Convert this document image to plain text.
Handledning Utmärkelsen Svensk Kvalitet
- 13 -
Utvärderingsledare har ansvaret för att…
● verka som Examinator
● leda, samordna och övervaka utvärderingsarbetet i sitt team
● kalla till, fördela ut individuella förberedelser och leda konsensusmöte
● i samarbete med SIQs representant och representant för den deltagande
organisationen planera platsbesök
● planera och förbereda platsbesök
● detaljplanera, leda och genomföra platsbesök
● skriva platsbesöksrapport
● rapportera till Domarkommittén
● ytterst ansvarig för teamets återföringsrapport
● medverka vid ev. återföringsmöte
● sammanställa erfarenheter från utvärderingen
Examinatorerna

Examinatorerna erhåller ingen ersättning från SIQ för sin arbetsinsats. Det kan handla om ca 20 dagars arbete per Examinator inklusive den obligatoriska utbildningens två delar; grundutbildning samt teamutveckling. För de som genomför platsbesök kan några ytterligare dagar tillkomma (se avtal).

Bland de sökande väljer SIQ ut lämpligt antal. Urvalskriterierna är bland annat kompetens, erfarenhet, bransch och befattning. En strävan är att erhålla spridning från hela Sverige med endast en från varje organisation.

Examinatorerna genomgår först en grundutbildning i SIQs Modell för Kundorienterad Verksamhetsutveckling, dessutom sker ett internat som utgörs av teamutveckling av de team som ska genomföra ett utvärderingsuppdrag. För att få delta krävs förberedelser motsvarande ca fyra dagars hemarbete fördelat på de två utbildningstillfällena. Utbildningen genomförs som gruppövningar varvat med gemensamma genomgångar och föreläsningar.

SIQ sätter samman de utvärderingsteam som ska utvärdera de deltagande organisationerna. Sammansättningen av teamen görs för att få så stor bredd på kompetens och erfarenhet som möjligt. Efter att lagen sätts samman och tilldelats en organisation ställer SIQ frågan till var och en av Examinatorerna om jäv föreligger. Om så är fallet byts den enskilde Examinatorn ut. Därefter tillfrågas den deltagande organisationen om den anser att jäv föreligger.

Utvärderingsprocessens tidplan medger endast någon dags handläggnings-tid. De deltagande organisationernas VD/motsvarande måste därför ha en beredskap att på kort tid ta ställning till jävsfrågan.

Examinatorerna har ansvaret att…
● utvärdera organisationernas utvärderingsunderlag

● ● ●

**What you should do**: Using the material above, tally the lines that hold the string "grundutbildning". Reply with the number alone.

**Exercise response**: 2